■ Instructions for the task
Give the count of lines that include the string "กสภาองค". Add nothing to it.

■ Stored records
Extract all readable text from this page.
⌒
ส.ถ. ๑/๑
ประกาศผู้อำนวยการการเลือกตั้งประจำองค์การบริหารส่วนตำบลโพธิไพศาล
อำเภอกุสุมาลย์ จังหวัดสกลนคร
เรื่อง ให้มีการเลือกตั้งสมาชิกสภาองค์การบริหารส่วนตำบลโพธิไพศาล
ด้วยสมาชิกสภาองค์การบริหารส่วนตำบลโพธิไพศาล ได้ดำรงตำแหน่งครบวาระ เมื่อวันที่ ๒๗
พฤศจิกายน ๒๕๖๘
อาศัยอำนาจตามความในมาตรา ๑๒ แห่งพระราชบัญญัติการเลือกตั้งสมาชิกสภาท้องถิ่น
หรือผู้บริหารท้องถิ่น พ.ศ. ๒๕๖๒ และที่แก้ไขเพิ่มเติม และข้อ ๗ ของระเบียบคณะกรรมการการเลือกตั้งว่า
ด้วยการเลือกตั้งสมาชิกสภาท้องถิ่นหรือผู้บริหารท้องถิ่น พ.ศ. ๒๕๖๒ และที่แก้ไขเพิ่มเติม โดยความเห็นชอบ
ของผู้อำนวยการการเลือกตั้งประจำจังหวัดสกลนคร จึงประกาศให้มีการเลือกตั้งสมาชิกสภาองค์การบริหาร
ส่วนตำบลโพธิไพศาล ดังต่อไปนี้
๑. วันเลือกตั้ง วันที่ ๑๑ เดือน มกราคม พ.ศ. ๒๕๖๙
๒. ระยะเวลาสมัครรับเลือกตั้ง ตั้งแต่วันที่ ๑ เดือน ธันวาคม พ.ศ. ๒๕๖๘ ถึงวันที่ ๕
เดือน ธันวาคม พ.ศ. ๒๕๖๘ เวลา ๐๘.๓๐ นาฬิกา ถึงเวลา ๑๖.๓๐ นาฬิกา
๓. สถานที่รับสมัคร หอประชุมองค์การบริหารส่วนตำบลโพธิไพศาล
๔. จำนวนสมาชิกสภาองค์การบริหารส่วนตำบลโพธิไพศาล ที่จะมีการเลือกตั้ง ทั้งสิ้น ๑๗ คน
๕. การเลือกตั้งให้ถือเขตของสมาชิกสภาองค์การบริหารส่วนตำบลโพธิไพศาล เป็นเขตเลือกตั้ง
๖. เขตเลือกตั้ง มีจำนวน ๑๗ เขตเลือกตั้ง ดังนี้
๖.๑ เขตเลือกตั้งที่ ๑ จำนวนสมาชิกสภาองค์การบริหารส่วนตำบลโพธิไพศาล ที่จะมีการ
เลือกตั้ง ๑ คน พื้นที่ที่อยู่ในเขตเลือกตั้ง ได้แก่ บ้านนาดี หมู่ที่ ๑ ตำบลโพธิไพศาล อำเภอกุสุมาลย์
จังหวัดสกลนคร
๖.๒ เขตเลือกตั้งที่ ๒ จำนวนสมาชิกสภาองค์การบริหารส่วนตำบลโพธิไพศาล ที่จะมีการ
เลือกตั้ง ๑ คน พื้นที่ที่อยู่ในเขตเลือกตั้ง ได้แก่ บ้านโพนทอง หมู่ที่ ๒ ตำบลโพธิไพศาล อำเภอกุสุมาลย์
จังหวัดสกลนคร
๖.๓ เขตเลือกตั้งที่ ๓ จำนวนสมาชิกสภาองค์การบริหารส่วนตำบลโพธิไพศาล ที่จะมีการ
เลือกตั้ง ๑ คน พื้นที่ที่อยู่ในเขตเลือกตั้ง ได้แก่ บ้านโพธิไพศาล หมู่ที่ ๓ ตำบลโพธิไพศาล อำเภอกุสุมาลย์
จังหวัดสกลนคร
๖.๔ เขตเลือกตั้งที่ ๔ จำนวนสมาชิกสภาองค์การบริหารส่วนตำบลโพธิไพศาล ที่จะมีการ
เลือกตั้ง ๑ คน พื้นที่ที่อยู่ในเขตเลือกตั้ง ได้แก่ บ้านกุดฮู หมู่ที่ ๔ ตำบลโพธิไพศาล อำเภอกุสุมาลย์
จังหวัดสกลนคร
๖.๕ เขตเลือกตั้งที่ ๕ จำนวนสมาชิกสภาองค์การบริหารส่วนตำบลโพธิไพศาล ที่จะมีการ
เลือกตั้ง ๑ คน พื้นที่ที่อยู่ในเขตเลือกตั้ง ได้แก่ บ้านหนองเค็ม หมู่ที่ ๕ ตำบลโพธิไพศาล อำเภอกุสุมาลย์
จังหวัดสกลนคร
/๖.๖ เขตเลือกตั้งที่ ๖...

■ Solution
10